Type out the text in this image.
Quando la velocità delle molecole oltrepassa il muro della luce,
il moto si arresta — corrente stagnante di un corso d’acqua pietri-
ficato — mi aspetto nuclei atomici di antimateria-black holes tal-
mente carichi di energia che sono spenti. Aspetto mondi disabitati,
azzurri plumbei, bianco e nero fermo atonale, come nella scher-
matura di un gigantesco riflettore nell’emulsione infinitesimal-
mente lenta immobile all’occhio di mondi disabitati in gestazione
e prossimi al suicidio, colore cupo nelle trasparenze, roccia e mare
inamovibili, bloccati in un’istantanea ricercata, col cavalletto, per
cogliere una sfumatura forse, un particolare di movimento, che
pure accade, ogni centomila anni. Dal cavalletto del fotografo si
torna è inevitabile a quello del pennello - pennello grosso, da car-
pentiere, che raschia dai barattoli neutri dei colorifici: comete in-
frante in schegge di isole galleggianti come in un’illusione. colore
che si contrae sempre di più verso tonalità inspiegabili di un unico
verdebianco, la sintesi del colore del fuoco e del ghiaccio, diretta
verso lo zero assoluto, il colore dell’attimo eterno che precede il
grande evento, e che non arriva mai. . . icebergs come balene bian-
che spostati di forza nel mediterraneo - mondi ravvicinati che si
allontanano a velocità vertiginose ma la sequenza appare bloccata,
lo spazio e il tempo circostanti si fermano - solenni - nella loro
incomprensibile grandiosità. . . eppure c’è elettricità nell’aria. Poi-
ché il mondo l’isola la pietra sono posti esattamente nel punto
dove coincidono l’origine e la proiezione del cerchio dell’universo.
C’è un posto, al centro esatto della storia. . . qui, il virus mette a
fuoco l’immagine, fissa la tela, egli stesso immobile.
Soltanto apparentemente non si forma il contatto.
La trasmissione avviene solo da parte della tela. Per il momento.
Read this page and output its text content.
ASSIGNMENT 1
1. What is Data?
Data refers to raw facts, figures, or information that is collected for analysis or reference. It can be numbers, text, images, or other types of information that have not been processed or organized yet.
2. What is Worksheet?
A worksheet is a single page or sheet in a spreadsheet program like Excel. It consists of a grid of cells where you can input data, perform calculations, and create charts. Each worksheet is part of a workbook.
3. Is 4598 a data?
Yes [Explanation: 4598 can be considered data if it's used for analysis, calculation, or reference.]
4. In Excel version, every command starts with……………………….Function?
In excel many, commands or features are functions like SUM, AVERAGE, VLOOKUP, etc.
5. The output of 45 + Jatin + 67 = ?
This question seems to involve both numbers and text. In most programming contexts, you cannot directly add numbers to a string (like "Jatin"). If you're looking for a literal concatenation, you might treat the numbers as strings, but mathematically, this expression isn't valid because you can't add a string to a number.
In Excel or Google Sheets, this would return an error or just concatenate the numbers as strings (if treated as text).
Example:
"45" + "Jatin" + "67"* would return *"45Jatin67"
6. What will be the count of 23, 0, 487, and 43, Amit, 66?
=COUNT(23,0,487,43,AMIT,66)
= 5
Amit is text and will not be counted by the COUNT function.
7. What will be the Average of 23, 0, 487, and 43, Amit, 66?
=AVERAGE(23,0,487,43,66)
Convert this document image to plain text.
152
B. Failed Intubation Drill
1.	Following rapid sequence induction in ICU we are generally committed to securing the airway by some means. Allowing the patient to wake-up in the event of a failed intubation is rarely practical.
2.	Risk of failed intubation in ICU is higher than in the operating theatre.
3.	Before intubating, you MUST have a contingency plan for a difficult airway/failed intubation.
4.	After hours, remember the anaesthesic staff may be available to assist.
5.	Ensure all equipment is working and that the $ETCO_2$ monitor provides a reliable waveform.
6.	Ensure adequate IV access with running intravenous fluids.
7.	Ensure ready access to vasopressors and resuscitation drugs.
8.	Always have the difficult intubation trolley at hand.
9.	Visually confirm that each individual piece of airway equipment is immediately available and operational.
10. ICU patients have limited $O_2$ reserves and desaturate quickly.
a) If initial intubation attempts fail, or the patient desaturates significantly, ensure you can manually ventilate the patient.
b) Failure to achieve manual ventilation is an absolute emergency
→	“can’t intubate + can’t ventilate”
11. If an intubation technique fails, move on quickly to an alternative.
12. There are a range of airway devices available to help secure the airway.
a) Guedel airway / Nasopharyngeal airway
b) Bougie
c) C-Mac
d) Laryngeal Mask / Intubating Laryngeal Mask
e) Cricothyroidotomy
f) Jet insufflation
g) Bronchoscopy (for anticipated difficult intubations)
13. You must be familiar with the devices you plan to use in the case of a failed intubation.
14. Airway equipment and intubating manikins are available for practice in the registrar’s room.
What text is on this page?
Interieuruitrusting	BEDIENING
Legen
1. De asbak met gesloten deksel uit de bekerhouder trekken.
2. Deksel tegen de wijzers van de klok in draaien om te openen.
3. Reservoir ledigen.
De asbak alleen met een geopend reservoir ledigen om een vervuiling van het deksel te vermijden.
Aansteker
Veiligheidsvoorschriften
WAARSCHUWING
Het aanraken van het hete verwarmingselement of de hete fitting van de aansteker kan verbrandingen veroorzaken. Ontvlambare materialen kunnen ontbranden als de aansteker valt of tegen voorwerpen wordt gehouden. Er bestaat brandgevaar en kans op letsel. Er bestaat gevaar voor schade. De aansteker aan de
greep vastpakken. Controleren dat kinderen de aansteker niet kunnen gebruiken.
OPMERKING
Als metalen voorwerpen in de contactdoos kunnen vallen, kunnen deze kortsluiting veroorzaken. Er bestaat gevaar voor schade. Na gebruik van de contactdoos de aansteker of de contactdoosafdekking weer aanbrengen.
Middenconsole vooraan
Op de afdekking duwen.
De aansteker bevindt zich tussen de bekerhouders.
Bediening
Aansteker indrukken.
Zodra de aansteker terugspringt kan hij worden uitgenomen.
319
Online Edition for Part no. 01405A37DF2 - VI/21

--

Activity:
Exactly reproduce all of the entries.

Answer section:
Type out the text in this image.
Quando la velocità delle molecole oltrepassa il muro della luce,
il moto si arresta — corrente stagnante di un corso d’acqua pietri-
ficato — mi aspetto nuclei atomici di antimateria-black holes tal-
mente carichi di energia che sono spenti. Aspetto mondi disabitati,
azzurri plumbei, bianco e nero fermo atonale, come nella scher-
matura di un gigantesco riflettore nell’emulsione infinitesimal-
mente lenta immobile all’occhio di mondi disabitati in gestazione
e prossimi al suicidio, colore cupo nelle trasparenze, roccia e mare
inamovibili, bloccati in un’istantanea ricercata, col cavalletto, per
cogliere una sfumatura forse, un particolare di movimento, che
pure accade, ogni centomila anni. Dal cavalletto del fotografo si
torna è inevitabile a quello del pennello - pennello grosso, da car-
pentiere, che raschia dai barattoli neutri dei colorifici: comete in-
frante in schegge di isole galleggianti come in un’illusione. colore
che si contrae sempre di più verso tonalità inspiegabili di un unico
verdebianco, la sintesi del colore del fuoco e del ghiaccio, diretta
verso lo zero assoluto, il colore dell’attimo eterno che precede il
grande evento, e che non arriva mai. . . icebergs come balene bian-
che spostati di forza nel mediterraneo - mondi ravvicinati che si
allontanano a velocità vertiginose ma la sequenza appare bloccata,
lo spazio e il tempo circostanti si fermano - solenni - nella loro
incomprensibile grandiosità. . . eppure c’è elettricità nell’aria. Poi-
ché il mondo l’isola la pietra sono posti esattamente nel punto
dove coincidono l’origine e la proiezione del cerchio dell’universo.
C’è un posto, al centro esatto della storia. . . qui, il virus mette a
fuoco l’immagine, fissa la tela, egli stesso immobile.
Soltanto apparentemente non si forma il contatto.
La trasmissione avviene solo da parte della tela. Per il momento.
Read this page and output its text content.
ASSIGNMENT 1
1. What is Data?
Data refers to raw facts, figures, or information that is collected for analysis or reference. It can be numbers, text, images, or other types of information that have not been processed or organized yet.
2. What is Worksheet?
A worksheet is a single page or sheet in a spreadsheet program like Excel. It consists of a grid of cells where you can input data, perform calculations, and create charts. Each worksheet is part of a workbook.
3. Is 4598 a data?
Yes [Explanation: 4598 can be considered data if it's used for analysis, calculation, or reference.]
4. In Excel version, every command starts with……………………….Function?
In excel many, commands or features are functions like SUM, AVERAGE, VLOOKUP, etc.
5. The output of 45 + Jatin + 67 = ?
This question seems to involve both numbers and text. In most programming contexts, you cannot directly add numbers to a string (like "Jatin"). If you're looking for a literal concatenation, you might treat the numbers as strings, but mathematically, this expression isn't valid because you can't add a string to a number.
In Excel or Google Sheets, this would return an error or just concatenate the numbers as strings (if treated as text).
Example:
"45" + "Jatin" + "67"* would return *"45Jatin67"
6. What will be the count of 23, 0, 487, and 43, Amit, 66?
=COUNT(23,0,487,43,AMIT,66)
= 5
Amit is text and will not be counted by the COUNT function.
7. What will be the Average of 23, 0, 487, and 43, Amit, 66?
=AVERAGE(23,0,487,43,66)
Convert this document image to plain text.
152
B. Failed Intubation Drill
1.	Following rapid sequence induction in ICU we are generally committed to securing the airway by some means. Allowing the patient to wake-up in the event of a failed intubation is rarely practical.
2.	Risk of failed intubation in ICU is higher than in the operating theatre.
3.	Before intubating, you MUST have a contingency plan for a difficult airway/failed intubation.
4.	After hours, remember the anaesthesic staff may be available to assist.
5.	Ensure all equipment is working and that the $ETCO_2$ monitor provides a reliable waveform.
6.	Ensure adequate IV access with running intravenous fluids.
7.	Ensure ready access to vasopressors and resuscitation drugs.
8.	Always have the difficult intubation trolley at hand.
9.	Visually confirm that each individual piece of airway equipment is immediately available and operational.
10. ICU patients have limited $O_2$ reserves and desaturate quickly.
a) If initial intubation attempts fail, or the patient desaturates significantly, ensure you can manually ventilate the patient.
b) Failure to achieve manual ventilation is an absolute emergency
→	“can’t intubate + can’t ventilate”
11. If an intubation technique fails, move on quickly to an alternative.
12. There are a range of airway devices available to help secure the airway.
a) Guedel airway / Nasopharyngeal airway
b) Bougie
c) C-Mac
d) Laryngeal Mask / Intubating Laryngeal Mask
e) Cricothyroidotomy
f) Jet insufflation
g) Bronchoscopy (for anticipated difficult intubations)
13. You must be familiar with the devices you plan to use in the case of a failed intubation.
14. Airway equipment and intubating manikins are available for practice in the registrar’s room.
What text is on this page?
Interieuruitrusting	BEDIENING
Legen
1. De asbak met gesloten deksel uit de bekerhouder trekken.
2. Deksel tegen de wijzers van de klok in draaien om te openen.
3. Reservoir ledigen.
De asbak alleen met een geopend reservoir ledigen om een vervuiling van het deksel te vermijden.
Aansteker
Veiligheidsvoorschriften
WAARSCHUWING
Het aanraken van het hete verwarmingselement of de hete fitting van de aansteker kan verbrandingen veroorzaken. Ontvlambare materialen kunnen ontbranden als de aansteker valt of tegen voorwerpen wordt gehouden. Er bestaat brandgevaar en kans op letsel. Er bestaat gevaar voor schade. De aansteker aan de
greep vastpakken. Controleren dat kinderen de aansteker niet kunnen gebruiken.
OPMERKING
Als metalen voorwerpen in de contactdoos kunnen vallen, kunnen deze kortsluiting veroorzaken. Er bestaat gevaar voor schade. Na gebruik van de contactdoos de aansteker of de contactdoosafdekking weer aanbrengen.
Middenconsole vooraan
Op de afdekking duwen.
De aansteker bevindt zich tussen de bekerhouders.
Bediening
Aansteker indrukken.
Zodra de aansteker terugspringt kan hij worden uitgenomen.
319
Online Edition for Part no. 01405A37DF2 - VI/21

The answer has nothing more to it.